Type every record exactly as it appears.

+++

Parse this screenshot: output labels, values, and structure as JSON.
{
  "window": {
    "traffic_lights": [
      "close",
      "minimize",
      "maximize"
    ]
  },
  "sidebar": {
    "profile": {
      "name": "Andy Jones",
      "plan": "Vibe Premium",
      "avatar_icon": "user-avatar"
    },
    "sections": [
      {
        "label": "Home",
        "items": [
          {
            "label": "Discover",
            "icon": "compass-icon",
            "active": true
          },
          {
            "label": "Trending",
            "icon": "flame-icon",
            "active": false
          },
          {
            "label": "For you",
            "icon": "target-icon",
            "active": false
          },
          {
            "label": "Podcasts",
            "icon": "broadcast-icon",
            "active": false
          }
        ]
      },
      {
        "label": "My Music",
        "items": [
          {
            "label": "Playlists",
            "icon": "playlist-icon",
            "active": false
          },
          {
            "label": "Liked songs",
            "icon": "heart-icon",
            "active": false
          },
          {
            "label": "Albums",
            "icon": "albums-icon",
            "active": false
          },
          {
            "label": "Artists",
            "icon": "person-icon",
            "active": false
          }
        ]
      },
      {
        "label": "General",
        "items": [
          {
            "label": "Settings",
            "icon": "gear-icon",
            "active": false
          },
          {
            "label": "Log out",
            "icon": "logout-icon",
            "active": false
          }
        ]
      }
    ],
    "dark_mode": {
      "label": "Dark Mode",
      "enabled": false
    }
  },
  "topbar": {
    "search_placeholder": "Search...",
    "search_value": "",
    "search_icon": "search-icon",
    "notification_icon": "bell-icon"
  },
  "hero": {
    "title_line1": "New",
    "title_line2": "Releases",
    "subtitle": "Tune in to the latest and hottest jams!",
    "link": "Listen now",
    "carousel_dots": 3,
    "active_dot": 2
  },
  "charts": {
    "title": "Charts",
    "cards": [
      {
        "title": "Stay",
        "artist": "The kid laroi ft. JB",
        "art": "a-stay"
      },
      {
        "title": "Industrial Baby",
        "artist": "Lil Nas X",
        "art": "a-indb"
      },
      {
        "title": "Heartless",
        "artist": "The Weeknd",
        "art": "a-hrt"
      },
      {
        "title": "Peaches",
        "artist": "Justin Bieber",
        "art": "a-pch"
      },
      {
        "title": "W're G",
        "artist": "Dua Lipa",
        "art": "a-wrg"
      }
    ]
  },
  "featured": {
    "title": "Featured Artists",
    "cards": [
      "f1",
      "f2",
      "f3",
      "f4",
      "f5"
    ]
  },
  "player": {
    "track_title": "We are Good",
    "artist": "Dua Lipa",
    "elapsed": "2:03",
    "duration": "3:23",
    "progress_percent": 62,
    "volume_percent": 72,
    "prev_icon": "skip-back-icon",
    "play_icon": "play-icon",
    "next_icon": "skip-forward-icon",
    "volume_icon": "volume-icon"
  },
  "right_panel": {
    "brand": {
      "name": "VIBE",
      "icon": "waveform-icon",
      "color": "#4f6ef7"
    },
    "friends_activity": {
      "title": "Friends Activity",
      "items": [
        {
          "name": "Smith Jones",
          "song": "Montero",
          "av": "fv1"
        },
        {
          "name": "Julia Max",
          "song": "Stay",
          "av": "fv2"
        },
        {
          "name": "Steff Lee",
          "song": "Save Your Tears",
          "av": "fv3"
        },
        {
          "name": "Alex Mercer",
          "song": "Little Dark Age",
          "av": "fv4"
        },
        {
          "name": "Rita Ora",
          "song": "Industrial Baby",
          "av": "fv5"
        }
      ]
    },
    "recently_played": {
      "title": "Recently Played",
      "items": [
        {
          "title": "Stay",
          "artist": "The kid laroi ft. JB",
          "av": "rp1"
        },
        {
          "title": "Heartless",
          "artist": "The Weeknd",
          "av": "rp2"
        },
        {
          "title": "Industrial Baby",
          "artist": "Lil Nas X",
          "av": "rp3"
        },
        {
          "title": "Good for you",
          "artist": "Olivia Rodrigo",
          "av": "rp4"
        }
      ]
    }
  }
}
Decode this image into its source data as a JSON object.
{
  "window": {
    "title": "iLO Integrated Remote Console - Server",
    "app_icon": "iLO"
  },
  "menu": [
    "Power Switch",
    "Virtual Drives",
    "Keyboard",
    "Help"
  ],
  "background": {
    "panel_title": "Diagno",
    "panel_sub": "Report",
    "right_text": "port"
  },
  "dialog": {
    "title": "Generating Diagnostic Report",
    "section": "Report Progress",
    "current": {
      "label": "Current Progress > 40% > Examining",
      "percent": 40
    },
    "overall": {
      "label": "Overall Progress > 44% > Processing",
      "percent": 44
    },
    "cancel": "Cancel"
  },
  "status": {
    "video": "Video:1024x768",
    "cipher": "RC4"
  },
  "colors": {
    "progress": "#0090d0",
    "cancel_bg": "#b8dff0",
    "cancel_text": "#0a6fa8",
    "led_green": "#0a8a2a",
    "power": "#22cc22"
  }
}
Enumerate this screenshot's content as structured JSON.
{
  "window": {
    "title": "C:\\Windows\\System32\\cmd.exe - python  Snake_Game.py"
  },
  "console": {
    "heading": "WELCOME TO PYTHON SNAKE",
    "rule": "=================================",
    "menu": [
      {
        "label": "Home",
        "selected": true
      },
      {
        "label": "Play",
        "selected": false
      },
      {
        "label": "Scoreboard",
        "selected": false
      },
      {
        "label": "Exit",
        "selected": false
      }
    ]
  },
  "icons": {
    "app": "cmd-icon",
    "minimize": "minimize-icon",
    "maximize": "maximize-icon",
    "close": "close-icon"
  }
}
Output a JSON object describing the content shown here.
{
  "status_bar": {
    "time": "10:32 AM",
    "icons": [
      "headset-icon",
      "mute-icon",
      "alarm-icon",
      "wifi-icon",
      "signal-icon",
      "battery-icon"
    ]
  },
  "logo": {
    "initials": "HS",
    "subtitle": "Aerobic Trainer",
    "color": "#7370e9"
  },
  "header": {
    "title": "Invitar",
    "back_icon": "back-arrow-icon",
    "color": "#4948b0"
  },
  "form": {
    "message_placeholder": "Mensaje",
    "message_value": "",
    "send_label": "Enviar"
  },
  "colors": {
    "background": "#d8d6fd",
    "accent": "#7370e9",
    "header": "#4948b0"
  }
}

+++

* [Reply to the task]:
Parse this screenshot: output labels, values, and structure as JSON.
{
  "window": {
    "traffic_lights": [
      "close",
      "minimize",
      "maximize"
    ]
  },
  "sidebar": {
    "profile": {
      "name": "Andy Jones",
      "plan": "Vibe Premium",
      "avatar_icon": "user-avatar"
    },
    "sections": [
      {
        "label": "Home",
        "items": [
          {
            "label": "Discover",
            "icon": "compass-icon",
            "active": true
          },
          {
            "label": "Trending",
            "icon": "flame-icon",
            "active": false
          },
          {
            "label": "For you",
            "icon": "target-icon",
            "active": false
          },
          {
            "label": "Podcasts",
            "icon": "broadcast-icon",
            "active": false
          }
        ]
      },
      {
        "label": "My Music",
        "items": [
          {
            "label": "Playlists",
            "icon": "playlist-icon",
            "active": false
          },
          {
            "label": "Liked songs",
            "icon": "heart-icon",
            "active": false
          },
          {
            "label": "Albums",
            "icon": "albums-icon",
            "active": false
          },
          {
            "label": "Artists",
            "icon": "person-icon",
            "active": false
          }
        ]
      },
      {
        "label": "General",
        "items": [
          {
            "label": "Settings",
            "icon": "gear-icon",
            "active": false
          },
          {
            "label": "Log out",
            "icon": "logout-icon",
            "active": false
          }
        ]
      }
    ],
    "dark_mode": {
      "label": "Dark Mode",
      "enabled": false
    }
  },
  "topbar": {
    "search_placeholder": "Search...",
    "search_value": "",
    "search_icon": "search-icon",
    "notification_icon": "bell-icon"
  },
  "hero": {
    "title_line1": "New",
    "title_line2": "Releases",
    "subtitle": "Tune in to the latest and hottest jams!",
    "link": "Listen now",
    "carousel_dots": 3,
    "active_dot": 2
  },
  "charts": {
    "title": "Charts",
    "cards": [
      {
        "title": "Stay",
        "artist": "The kid laroi ft. JB",
        "art": "a-stay"
      },
      {
        "title": "Industrial Baby",
        "artist": "Lil Nas X",
        "art": "a-indb"
      },
      {
        "title": "Heartless",
        "artist": "The Weeknd",
        "art": "a-hrt"
      },
      {
        "title": "Peaches",
        "artist": "Justin Bieber",
        "art": "a-pch"
      },
      {
        "title": "W're G",
        "artist": "Dua Lipa",
        "art": "a-wrg"
      }
    ]
  },
  "featured": {
    "title": "Featured Artists",
    "cards": [
      "f1",
      "f2",
      "f3",
      "f4",
      "f5"
    ]
  },
  "player": {
    "track_title": "We are Good",
    "artist": "Dua Lipa",
    "elapsed": "2:03",
    "duration": "3:23",
    "progress_percent": 62,
    "volume_percent": 72,
    "prev_icon": "skip-back-icon",
    "play_icon": "play-icon",
    "next_icon": "skip-forward-icon",
    "volume_icon": "volume-icon"
  },
  "right_panel": {
    "brand": {
      "name": "VIBE",
      "icon": "waveform-icon",
      "color": "#4f6ef7"
    },
    "friends_activity": {
      "title": "Friends Activity",
      "items": [
        {
          "name": "Smith Jones",
          "song": "Montero",
          "av": "fv1"
        },
        {
          "name": "Julia Max",
          "song": "Stay",
          "av": "fv2"
        },
        {
          "name": "Steff Lee",
          "song": "Save Your Tears",
          "av": "fv3"
        },
        {
          "name": "Alex Mercer",
          "song": "Little Dark Age",
          "av": "fv4"
        },
        {
          "name": "Rita Ora",
          "song": "Industrial Baby",
          "av": "fv5"
        }
      ]
    },
    "recently_played": {
      "title": "Recently Played",
      "items": [
        {
          "title": "Stay",
          "artist": "The kid laroi ft. JB",
          "av": "rp1"
        },
        {
          "title": "Heartless",
          "artist": "The Weeknd",
          "av": "rp2"
        },
        {
          "title": "Industrial Baby",
          "artist": "Lil Nas X",
          "av": "rp3"
        },
        {
          "title": "Good for you",
          "artist": "Olivia Rodrigo",
          "av": "rp4"
        }
      ]
    }
  }
}
Decode this image into its source data as a JSON object.
{
  "window": {
    "title": "iLO Integrated Remote Console - Server",
    "app_icon": "iLO"
  },
  "menu": [
    "Power Switch",
    "Virtual Drives",
    "Keyboard",
    "Help"
  ],
  "background": {
    "panel_title": "Diagno",
    "panel_sub": "Report",
    "right_text": "port"
  },
  "dialog": {
    "title": "Generating Diagnostic Report",
    "section": "Report Progress",
    "current": {
      "label": "Current Progress > 40% > Examining",
      "percent": 40
    },
    "overall": {
      "label": "Overall Progress > 44% > Processing",
      "percent": 44
    },
    "cancel": "Cancel"
  },
  "status": {
    "video": "Video:1024x768",
    "cipher": "RC4"
  },
  "colors": {
    "progress": "#0090d0",
    "cancel_bg": "#b8dff0",
    "cancel_text": "#0a6fa8",
    "led_green": "#0a8a2a",
    "power": "#22cc22"
  }
}
Enumerate this screenshot's content as structured JSON.
{
  "window": {
    "title": "C:\\Windows\\System32\\cmd.exe - python  Snake_Game.py"
  },
  "console": {
    "heading": "WELCOME TO PYTHON SNAKE",
    "rule": "=================================",
    "menu": [
      {
        "label": "Home",
        "selected": true
      },
      {
        "label": "Play",
        "selected": false
      },
      {
        "label": "Scoreboard",
        "selected": false
      },
      {
        "label": "Exit",
        "selected": false
      }
    ]
  },
  "icons": {
    "app": "cmd-icon",
    "minimize": "minimize-icon",
    "maximize": "maximize-icon",
    "close": "close-icon"
  }
}
Output a JSON object describing the content shown here.
{
  "status_bar": {
    "time": "10:32 AM",
    "icons": [
      "headset-icon",
      "mute-icon",
      "alarm-icon",
      "wifi-icon",
      "signal-icon",
      "battery-icon"
    ]
  },
  "logo": {
    "initials": "HS",
    "subtitle": "Aerobic Trainer",
    "color": "#7370e9"
  },
  "header": {
    "title": "Invitar",
    "back_icon": "back-arrow-icon",
    "color": "#4948b0"
  },
  "form": {
    "message_placeholder": "Mensaje",
    "message_value": "",
    "send_label": "Enviar"
  },
  "colors": {
    "background": "#d8d6fd",
    "accent": "#7370e9",
    "header": "#4948b0"
  }
}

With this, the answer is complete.